Required work:
Select every line holding the word "Equivalent" and copy it.

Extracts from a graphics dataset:
"""

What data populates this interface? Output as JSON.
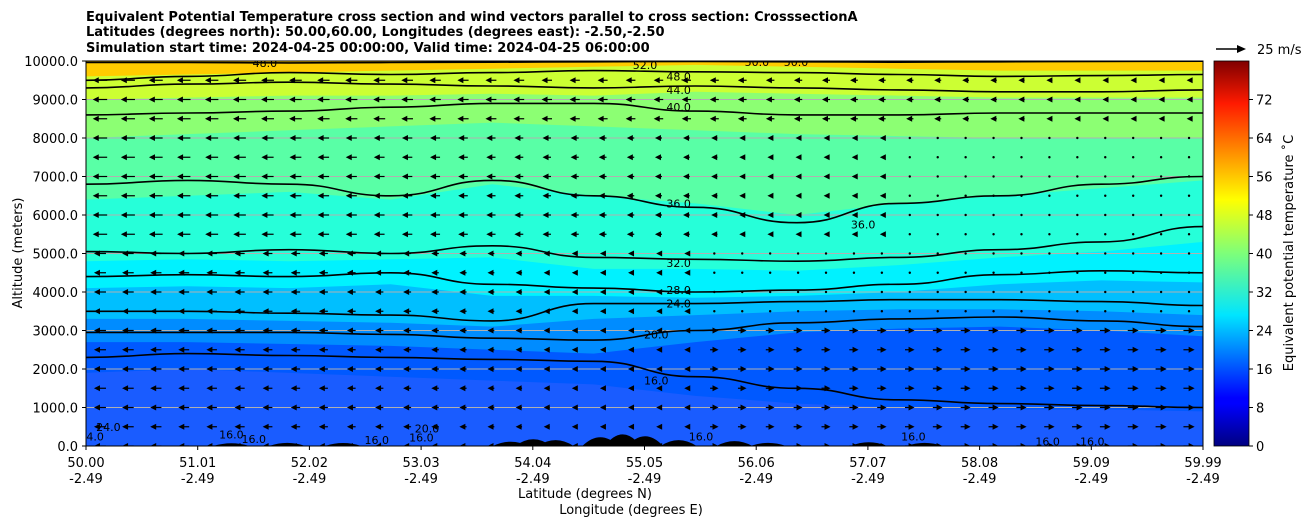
{
  "chart_data": {
    "type": "contour",
    "title_lines": [
      "Equivalent Potential Temperature cross section and wind vectors parallel to cross section: CrosssectionA",
      "Latitudes (degrees north): 50.00,60.00, Longitudes (degrees east): -2.50,-2.50",
      "Simulation start time: 2024-04-25 00:00:00, Valid time: 2024-04-25 06:00:00"
    ],
    "xlabel_lines": [
      "Latitude (degrees N)",
      "Longitude (degrees E)"
    ],
    "ylabel": "Altitude (meters)",
    "x_tick_lat": [
      "50.00",
      "51.01",
      "52.02",
      "53.03",
      "54.04",
      "55.05",
      "56.06",
      "57.07",
      "58.08",
      "59.09",
      "59.99"
    ],
    "x_tick_lon": [
      "-2.49",
      "-2.49",
      "-2.49",
      "-2.49",
      "-2.49",
      "-2.49",
      "-2.49",
      "-2.49",
      "-2.49",
      "-2.49",
      "-2.49"
    ],
    "y_ticks": [
      "0.0",
      "1000.0",
      "2000.0",
      "3000.0",
      "4000.0",
      "5000.0",
      "6000.0",
      "7000.0",
      "8000.0",
      "9000.0",
      "10000.0"
    ],
    "ylim": [
      0,
      10000
    ],
    "xlim": [
      50.0,
      59.99
    ],
    "grid": "horizontal",
    "colorbar": {
      "label": "Equivalent potential temperature ˚C",
      "range": [
        0,
        80
      ],
      "ticks": [
        "0",
        "8",
        "16",
        "24",
        "32",
        "40",
        "48",
        "56",
        "64",
        "72"
      ],
      "colormap": "jet"
    },
    "quiver_key": "25 m/s",
    "contour_lines": [
      {
        "level": 52.0,
        "label": "52.0",
        "y": [
          9960,
          9960,
          9950,
          9960,
          9970,
          9980,
          9990,
          9980,
          9970,
          9980,
          9990,
          9995
        ]
      },
      {
        "level": 48.0,
        "label": "48.0",
        "y": [
          9500,
          9600,
          9700,
          9650,
          9700,
          9750,
          9720,
          9700,
          9650,
          9600,
          9620,
          9650
        ]
      },
      {
        "level": 44.0,
        "label": "44.0",
        "y": [
          9300,
          9400,
          9450,
          9400,
          9350,
          9300,
          9350,
          9300,
          9250,
          9200,
          9200,
          9250
        ]
      },
      {
        "level": 40.0,
        "label": "40.0",
        "y": [
          8600,
          8650,
          8700,
          8800,
          8900,
          8900,
          8700,
          8600,
          8600,
          8650,
          8650,
          8650
        ]
      },
      {
        "level": 36.0,
        "label": "36.0",
        "y": [
          6800,
          6900,
          6800,
          6500,
          6900,
          6500,
          6200,
          5800,
          6300,
          6500,
          6800,
          7000
        ]
      },
      {
        "level": 32.0,
        "label": "32.0",
        "y": [
          5050,
          5000,
          5100,
          5000,
          5200,
          4900,
          4850,
          4800,
          4900,
          5100,
          5300,
          5700
        ]
      },
      {
        "level": 28.0,
        "label": "28.0",
        "y": [
          4400,
          4450,
          4400,
          4500,
          4200,
          4100,
          4000,
          4050,
          4200,
          4450,
          4550,
          4500
        ]
      },
      {
        "level": 24.0,
        "label": "24.0",
        "y": [
          3500,
          3500,
          3450,
          3400,
          3250,
          3700,
          3700,
          3750,
          3800,
          3800,
          3750,
          3650
        ]
      },
      {
        "level": 20.0,
        "label": "20.0",
        "y": [
          2950,
          2950,
          2950,
          2900,
          2800,
          2750,
          3000,
          3200,
          3300,
          3350,
          3250,
          3100
        ]
      },
      {
        "level": 16.0,
        "label": "16.0",
        "y": [
          2300,
          2400,
          2350,
          2300,
          2250,
          2200,
          1800,
          1500,
          1200,
          1100,
          1050,
          1000
        ]
      }
    ],
    "filled_bands": [
      {
        "value": 54,
        "y": [
          9600,
          9650,
          9700,
          9750,
          9800,
          9850,
          9900,
          9850,
          9800,
          9750,
          9750,
          9750
        ]
      },
      {
        "value": 46,
        "y": [
          9000,
          9050,
          9100,
          9100,
          9150,
          9100,
          9200,
          9150,
          9100,
          9050,
          9050,
          9050
        ]
      },
      {
        "value": 41,
        "y": [
          8000,
          8100,
          8200,
          8300,
          8400,
          8300,
          8200,
          8100,
          8050,
          8000,
          8000,
          8000
        ]
      },
      {
        "value": 37,
        "y": [
          6400,
          6500,
          6600,
          6400,
          6800,
          6500,
          6300,
          6000,
          6300,
          6500,
          6700,
          6900
        ]
      },
      {
        "value": 33,
        "y": [
          4800,
          4850,
          4800,
          4850,
          4900,
          4600,
          4600,
          4550,
          4700,
          4900,
          5050,
          5300
        ]
      },
      {
        "value": 29,
        "y": [
          4100,
          4150,
          4100,
          4200,
          3900,
          3900,
          3850,
          3900,
          4000,
          4200,
          4300,
          4250
        ]
      },
      {
        "value": 25,
        "y": [
          3300,
          3300,
          3250,
          3200,
          3100,
          3300,
          3400,
          3500,
          3550,
          3550,
          3500,
          3400
        ]
      },
      {
        "value": 21,
        "y": [
          2700,
          2700,
          2650,
          2600,
          2500,
          2400,
          2700,
          2950,
          3050,
          3100,
          3000,
          2850
        ]
      },
      {
        "value": 17,
        "y": [
          1900,
          2000,
          1900,
          1800,
          1700,
          1600,
          1300,
          1100,
          1000,
          950,
          950,
          900
        ]
      }
    ],
    "wind": {
      "x_columns": 40,
      "y_levels": [
        0,
        500,
        1000,
        1500,
        2000,
        2500,
        3000,
        3500,
        4000,
        4500,
        5000,
        5500,
        6000,
        6500,
        7000,
        7500,
        8000,
        8500,
        9000,
        9500
      ],
      "note": "westward winds north of ~55N aloft decreasing; eastward winds in lower levels north of 56N"
    },
    "terrain": [
      {
        "lat": 51.3,
        "height": 40
      },
      {
        "lat": 51.8,
        "height": 60
      },
      {
        "lat": 52.3,
        "height": 50
      },
      {
        "lat": 53.8,
        "height": 120
      },
      {
        "lat": 54.0,
        "height": 250
      },
      {
        "lat": 54.2,
        "height": 200
      },
      {
        "lat": 54.6,
        "height": 350
      },
      {
        "lat": 54.8,
        "height": 500
      },
      {
        "lat": 55.0,
        "height": 400
      },
      {
        "lat": 55.3,
        "height": 200
      },
      {
        "lat": 55.8,
        "height": 150
      },
      {
        "lat": 56.1,
        "height": 60
      },
      {
        "lat": 57.0,
        "height": 90
      },
      {
        "lat": 57.5,
        "height": 60
      }
    ],
    "inline_labels": [
      {
        "text": "48.0",
        "lat": 51.6,
        "alt": 9950
      },
      {
        "text": "50.0",
        "lat": 56.0,
        "alt": 9980
      },
      {
        "text": "50.0",
        "lat": 56.35,
        "alt": 9980
      },
      {
        "text": "52.0",
        "lat": 55.0,
        "alt": 9900
      },
      {
        "text": "48.0",
        "lat": 55.3,
        "alt": 9600
      },
      {
        "text": "44.0",
        "lat": 55.3,
        "alt": 9250
      },
      {
        "text": "40.0",
        "lat": 55.3,
        "alt": 8800
      },
      {
        "text": "36.0",
        "lat": 55.3,
        "alt": 6300
      },
      {
        "text": "36.0",
        "lat": 56.95,
        "alt": 5750
      },
      {
        "text": "32.0",
        "lat": 55.3,
        "alt": 4750
      },
      {
        "text": "28.0",
        "lat": 55.3,
        "alt": 4050
      },
      {
        "text": "24.0",
        "lat": 55.3,
        "alt": 3700
      },
      {
        "text": "20.0",
        "lat": 55.1,
        "alt": 2900
      },
      {
        "text": "16.0",
        "lat": 55.1,
        "alt": 1700
      },
      {
        "text": "24.0",
        "lat": 50.2,
        "alt": 500
      },
      {
        "text": "24.0",
        "lat": 50.05,
        "alt": 250
      },
      {
        "text": "16.0",
        "lat": 51.3,
        "alt": 300
      },
      {
        "text": "16.0",
        "lat": 51.5,
        "alt": 180
      },
      {
        "text": "16.0",
        "lat": 52.6,
        "alt": 150
      },
      {
        "text": "16.0",
        "lat": 53.0,
        "alt": 220
      },
      {
        "text": "20.0",
        "lat": 53.05,
        "alt": 450
      },
      {
        "text": "16.0",
        "lat": 55.5,
        "alt": 250
      },
      {
        "text": "16.0",
        "lat": 57.4,
        "alt": 250
      },
      {
        "text": "16.0",
        "lat": 58.6,
        "alt": 120
      },
      {
        "text": "16.0",
        "lat": 59.0,
        "alt": 120
      }
    ]
  }
}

"""

Output of the task:
      "Equivalent Potential Temperature cross section and wind vectors parallel to cross section: CrosssectionA",
      "label": "Equivalent potential temperature ˚C",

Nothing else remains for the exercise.